DATASET

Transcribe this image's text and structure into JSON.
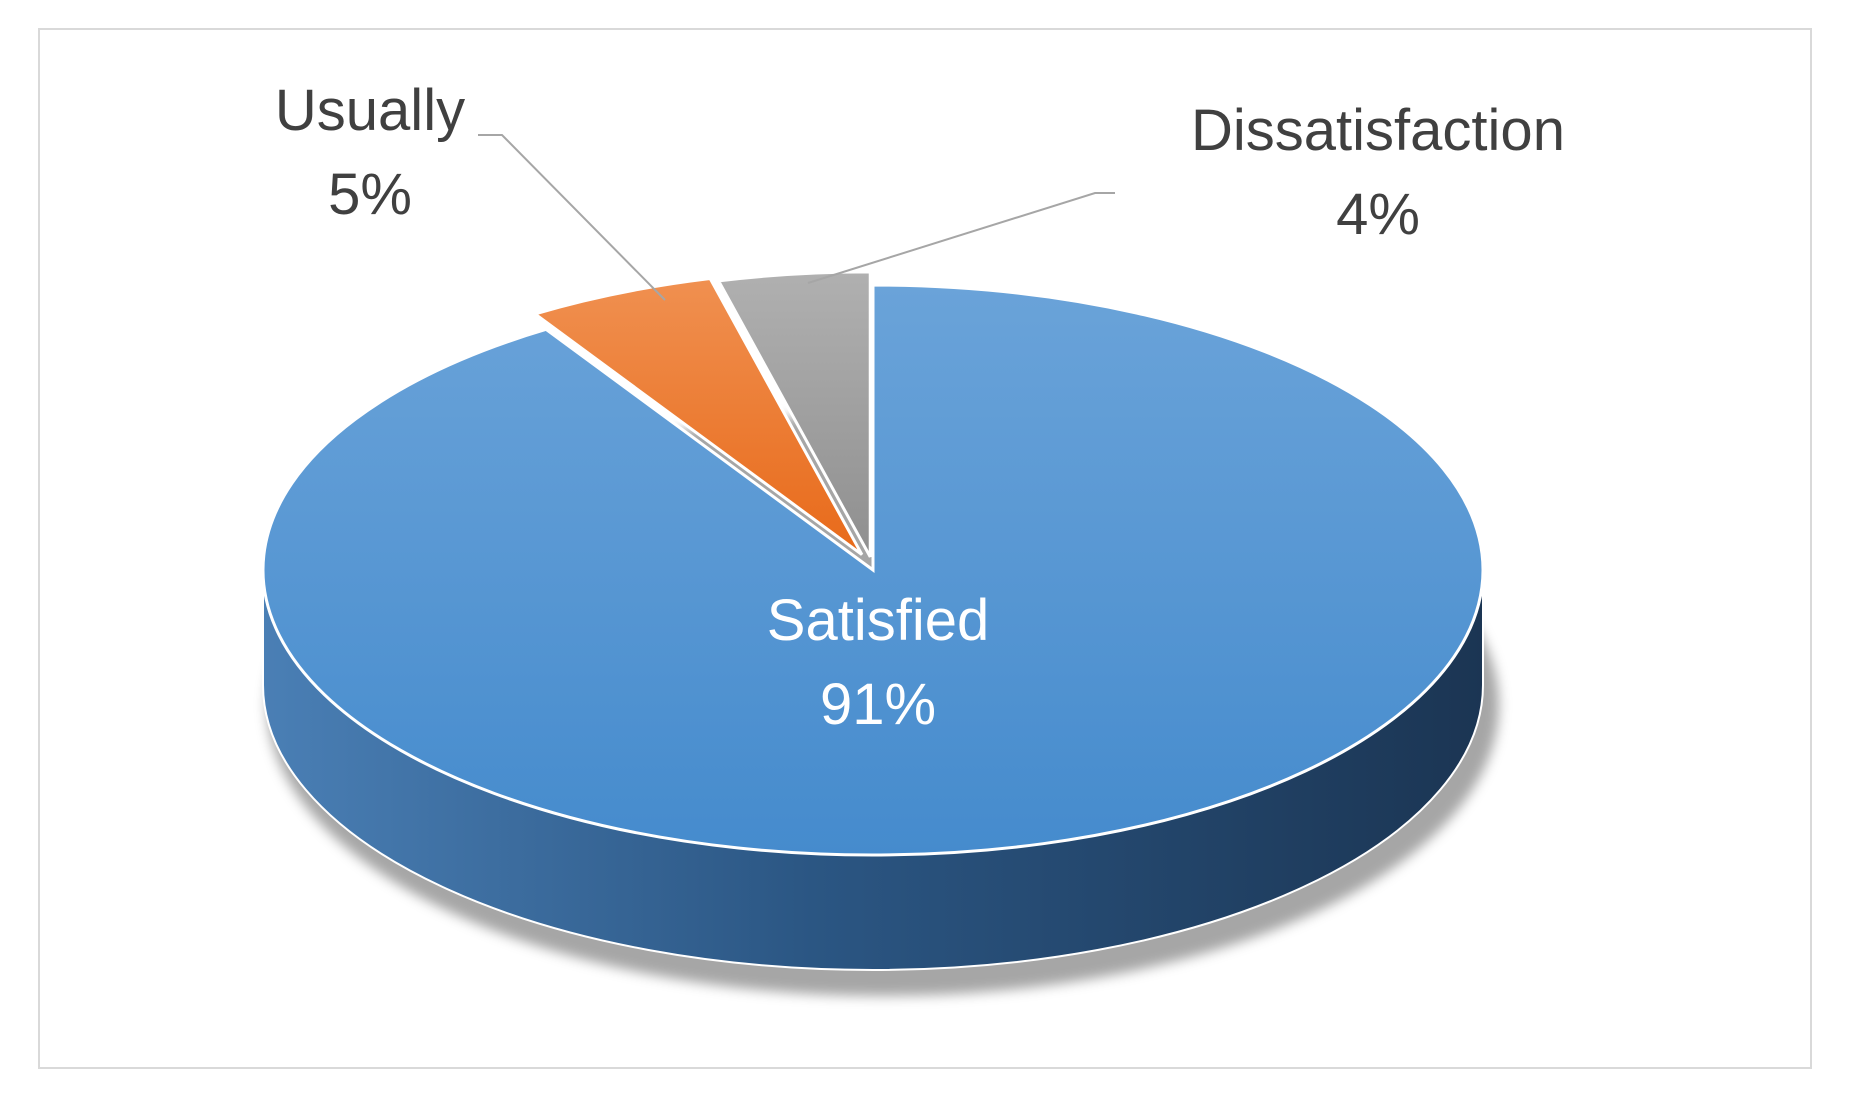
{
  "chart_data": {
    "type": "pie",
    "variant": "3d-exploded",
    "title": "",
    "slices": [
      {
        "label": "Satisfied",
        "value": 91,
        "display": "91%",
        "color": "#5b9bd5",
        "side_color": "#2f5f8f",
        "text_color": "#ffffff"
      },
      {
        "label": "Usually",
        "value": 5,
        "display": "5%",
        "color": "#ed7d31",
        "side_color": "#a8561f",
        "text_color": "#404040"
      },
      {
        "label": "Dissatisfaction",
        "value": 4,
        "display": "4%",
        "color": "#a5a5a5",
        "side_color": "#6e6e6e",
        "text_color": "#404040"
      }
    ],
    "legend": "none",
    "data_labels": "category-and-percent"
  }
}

...

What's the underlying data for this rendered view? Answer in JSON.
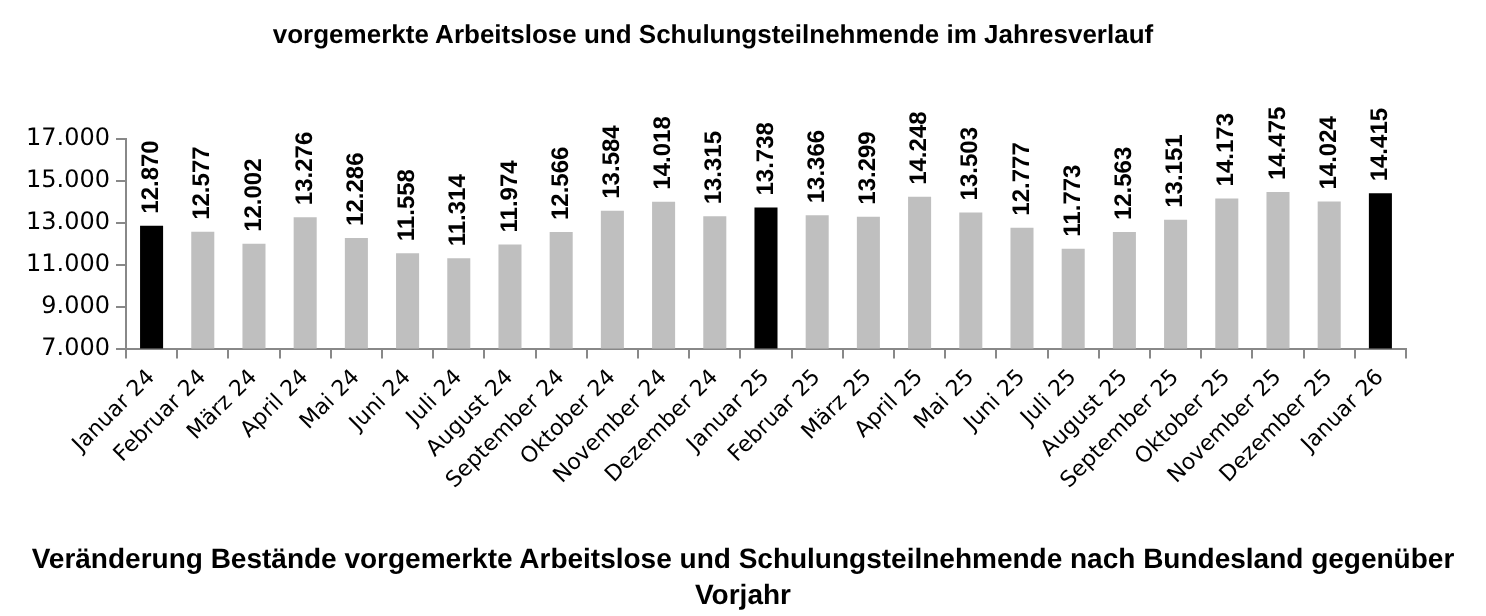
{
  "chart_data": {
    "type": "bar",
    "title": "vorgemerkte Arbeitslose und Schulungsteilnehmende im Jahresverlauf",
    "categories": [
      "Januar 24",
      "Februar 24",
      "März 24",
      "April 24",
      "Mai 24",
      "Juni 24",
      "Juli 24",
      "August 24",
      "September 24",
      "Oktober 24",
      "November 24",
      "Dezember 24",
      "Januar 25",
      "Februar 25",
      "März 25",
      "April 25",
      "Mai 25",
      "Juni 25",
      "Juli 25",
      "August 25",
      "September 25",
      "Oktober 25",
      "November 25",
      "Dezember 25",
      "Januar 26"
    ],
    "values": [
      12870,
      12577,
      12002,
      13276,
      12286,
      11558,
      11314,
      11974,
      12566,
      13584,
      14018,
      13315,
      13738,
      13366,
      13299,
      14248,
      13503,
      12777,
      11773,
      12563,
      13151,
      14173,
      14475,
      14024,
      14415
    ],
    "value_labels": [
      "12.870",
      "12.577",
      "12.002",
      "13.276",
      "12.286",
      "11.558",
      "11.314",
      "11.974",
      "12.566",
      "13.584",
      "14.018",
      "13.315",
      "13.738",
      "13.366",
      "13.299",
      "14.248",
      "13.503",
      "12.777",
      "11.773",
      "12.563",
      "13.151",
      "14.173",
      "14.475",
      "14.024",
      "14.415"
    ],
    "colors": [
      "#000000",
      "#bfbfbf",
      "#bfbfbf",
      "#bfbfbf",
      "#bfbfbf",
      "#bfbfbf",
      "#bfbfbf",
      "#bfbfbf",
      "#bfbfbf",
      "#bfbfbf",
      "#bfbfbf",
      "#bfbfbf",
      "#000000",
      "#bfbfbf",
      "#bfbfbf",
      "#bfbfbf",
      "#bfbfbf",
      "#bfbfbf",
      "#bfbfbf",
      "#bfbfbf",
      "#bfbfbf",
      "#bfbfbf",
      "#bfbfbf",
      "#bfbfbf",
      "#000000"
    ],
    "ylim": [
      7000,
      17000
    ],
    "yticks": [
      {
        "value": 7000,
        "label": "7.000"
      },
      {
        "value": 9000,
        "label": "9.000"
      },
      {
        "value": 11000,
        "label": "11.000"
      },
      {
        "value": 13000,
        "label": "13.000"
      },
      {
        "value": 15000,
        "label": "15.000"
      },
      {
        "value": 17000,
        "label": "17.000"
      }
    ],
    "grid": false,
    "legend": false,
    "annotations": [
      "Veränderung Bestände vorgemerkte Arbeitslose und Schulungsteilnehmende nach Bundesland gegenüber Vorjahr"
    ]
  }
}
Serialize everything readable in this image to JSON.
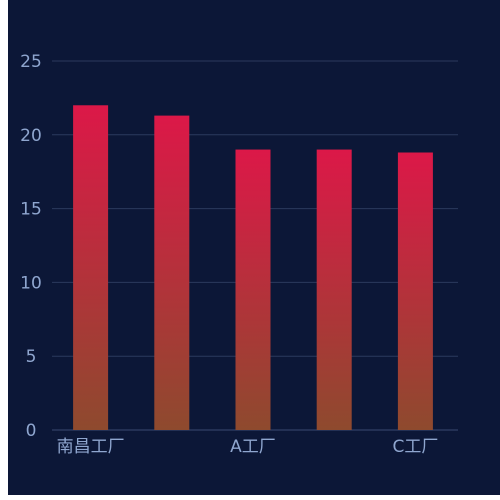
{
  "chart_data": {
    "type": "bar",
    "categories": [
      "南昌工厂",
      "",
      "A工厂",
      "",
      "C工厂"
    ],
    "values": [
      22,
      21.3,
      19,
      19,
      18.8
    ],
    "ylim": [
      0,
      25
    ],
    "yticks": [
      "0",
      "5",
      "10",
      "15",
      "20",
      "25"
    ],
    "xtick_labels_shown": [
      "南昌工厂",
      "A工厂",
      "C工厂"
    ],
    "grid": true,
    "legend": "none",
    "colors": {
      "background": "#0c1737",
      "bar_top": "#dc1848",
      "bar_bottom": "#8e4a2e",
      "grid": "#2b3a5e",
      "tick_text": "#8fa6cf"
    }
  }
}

EXERCISE REQUIREMENTS
Gather each line in the data that holds the string "image".

TASK RESPONSE
Transcribe this image's text and structure into JSON.
Serialize everything readable in this image to JSON.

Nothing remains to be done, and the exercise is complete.